(RECORD SET)

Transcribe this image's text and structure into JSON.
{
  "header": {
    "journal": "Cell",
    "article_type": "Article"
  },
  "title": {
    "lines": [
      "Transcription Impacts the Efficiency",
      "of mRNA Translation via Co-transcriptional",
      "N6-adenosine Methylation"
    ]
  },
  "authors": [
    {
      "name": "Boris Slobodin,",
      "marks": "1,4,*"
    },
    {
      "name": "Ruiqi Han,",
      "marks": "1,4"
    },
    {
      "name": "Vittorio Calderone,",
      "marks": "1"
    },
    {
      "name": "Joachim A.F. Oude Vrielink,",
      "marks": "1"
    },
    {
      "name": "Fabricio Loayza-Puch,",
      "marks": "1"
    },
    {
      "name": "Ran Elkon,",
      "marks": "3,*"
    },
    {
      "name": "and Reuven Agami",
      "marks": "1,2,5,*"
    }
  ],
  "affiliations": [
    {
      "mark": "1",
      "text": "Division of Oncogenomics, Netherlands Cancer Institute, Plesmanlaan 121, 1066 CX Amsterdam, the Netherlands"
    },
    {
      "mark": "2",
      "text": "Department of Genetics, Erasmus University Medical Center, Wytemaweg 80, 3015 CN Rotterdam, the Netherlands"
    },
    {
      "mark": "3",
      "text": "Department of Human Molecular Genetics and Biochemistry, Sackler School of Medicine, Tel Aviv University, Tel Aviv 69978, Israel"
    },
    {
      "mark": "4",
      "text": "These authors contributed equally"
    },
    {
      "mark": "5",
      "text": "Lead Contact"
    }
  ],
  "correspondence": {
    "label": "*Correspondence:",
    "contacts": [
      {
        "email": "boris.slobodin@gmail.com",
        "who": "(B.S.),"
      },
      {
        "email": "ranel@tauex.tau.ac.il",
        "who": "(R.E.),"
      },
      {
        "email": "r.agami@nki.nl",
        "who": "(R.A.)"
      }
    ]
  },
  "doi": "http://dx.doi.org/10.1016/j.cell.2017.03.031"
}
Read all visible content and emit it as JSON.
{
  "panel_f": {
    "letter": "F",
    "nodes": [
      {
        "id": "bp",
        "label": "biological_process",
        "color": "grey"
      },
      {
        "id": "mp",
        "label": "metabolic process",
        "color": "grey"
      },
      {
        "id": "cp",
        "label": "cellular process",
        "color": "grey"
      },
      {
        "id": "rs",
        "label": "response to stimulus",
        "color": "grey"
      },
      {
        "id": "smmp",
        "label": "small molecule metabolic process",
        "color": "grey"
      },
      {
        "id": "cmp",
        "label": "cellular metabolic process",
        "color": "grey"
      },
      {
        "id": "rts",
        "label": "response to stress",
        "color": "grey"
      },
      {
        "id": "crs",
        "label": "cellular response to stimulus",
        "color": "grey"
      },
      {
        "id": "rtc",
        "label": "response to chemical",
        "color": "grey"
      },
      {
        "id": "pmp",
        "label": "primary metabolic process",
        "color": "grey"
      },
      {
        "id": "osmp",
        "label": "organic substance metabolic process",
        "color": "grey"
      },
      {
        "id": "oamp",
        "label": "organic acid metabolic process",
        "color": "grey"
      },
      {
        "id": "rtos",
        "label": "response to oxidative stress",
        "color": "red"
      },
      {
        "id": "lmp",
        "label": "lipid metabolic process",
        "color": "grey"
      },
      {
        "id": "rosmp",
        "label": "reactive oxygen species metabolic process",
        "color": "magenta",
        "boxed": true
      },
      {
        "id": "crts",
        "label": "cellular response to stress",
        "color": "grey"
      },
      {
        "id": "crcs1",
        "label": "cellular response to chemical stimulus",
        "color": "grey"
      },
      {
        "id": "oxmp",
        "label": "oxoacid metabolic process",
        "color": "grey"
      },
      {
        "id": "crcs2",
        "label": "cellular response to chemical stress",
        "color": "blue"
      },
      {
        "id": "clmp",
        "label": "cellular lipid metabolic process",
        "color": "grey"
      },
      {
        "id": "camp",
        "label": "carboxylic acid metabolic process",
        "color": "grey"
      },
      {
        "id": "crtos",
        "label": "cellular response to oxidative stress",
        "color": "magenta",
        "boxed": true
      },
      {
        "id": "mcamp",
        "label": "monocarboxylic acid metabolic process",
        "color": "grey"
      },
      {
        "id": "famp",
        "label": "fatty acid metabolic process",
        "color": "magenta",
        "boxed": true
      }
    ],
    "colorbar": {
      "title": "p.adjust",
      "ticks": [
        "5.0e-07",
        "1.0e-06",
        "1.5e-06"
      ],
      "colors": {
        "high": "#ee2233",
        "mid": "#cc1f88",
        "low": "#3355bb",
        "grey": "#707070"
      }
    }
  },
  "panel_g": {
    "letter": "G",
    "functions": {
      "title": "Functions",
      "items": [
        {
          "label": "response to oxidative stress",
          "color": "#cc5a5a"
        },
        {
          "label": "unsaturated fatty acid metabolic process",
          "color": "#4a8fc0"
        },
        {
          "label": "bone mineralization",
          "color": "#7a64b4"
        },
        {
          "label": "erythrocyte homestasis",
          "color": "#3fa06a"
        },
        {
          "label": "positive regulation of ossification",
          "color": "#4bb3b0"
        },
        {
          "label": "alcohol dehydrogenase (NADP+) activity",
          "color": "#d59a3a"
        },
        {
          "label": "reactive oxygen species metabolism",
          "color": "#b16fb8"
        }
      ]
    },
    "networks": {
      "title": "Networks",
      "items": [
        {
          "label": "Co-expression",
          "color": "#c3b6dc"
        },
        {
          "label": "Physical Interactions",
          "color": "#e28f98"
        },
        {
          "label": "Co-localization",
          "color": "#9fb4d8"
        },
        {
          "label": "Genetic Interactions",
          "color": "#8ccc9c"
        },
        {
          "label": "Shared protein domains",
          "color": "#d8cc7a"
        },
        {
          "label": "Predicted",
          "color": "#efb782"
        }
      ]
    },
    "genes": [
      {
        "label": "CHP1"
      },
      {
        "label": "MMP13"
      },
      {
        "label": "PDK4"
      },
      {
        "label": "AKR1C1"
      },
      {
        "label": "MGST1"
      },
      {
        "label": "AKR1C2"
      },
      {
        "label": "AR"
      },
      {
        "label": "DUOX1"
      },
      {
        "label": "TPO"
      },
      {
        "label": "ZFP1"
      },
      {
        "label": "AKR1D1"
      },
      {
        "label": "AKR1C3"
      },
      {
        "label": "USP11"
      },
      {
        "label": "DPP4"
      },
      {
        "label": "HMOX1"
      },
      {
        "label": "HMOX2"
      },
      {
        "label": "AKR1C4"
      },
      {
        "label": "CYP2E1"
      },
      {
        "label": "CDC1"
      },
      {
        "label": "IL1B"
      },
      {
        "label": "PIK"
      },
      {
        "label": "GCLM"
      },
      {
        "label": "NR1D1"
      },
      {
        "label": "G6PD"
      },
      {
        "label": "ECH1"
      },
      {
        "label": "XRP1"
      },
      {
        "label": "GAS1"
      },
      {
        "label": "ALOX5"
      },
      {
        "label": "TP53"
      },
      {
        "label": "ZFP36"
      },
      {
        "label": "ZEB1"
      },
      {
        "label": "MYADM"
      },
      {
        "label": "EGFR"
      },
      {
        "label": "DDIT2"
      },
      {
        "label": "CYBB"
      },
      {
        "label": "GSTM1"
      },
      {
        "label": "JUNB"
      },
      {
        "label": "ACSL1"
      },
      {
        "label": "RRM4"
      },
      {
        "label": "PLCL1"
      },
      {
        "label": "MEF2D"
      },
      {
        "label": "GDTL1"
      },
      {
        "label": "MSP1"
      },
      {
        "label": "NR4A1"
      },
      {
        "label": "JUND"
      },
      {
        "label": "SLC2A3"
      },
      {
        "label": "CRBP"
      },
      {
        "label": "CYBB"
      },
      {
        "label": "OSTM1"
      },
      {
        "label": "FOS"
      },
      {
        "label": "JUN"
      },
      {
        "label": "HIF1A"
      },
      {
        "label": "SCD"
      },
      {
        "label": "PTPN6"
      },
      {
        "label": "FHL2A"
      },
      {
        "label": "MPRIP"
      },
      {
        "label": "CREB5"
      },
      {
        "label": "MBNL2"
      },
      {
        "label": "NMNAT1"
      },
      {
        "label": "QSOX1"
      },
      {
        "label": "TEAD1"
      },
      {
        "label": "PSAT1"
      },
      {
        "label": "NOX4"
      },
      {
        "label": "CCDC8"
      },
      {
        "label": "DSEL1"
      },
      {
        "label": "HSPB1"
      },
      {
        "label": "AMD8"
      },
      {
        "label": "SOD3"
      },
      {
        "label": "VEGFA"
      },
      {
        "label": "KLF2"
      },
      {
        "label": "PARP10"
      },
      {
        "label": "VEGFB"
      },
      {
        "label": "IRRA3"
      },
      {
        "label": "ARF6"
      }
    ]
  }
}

(End RECORD SET)

▶ [WHAT THIS TASK INVOLVES] Select and copy every line from the records that includes the word "University".

▶ [WORKED SOLUTION]
      "text": "Department of Genetics, Erasmus University Medical Center, Wytemaweg 80, 3015 CN Rotterdam, the Netherlands"
      "text": "Department of Human Molecular Genetics and Biochemistry, Sackler School of Medicine, Tel Aviv University, Tel Aviv 69978, Israel"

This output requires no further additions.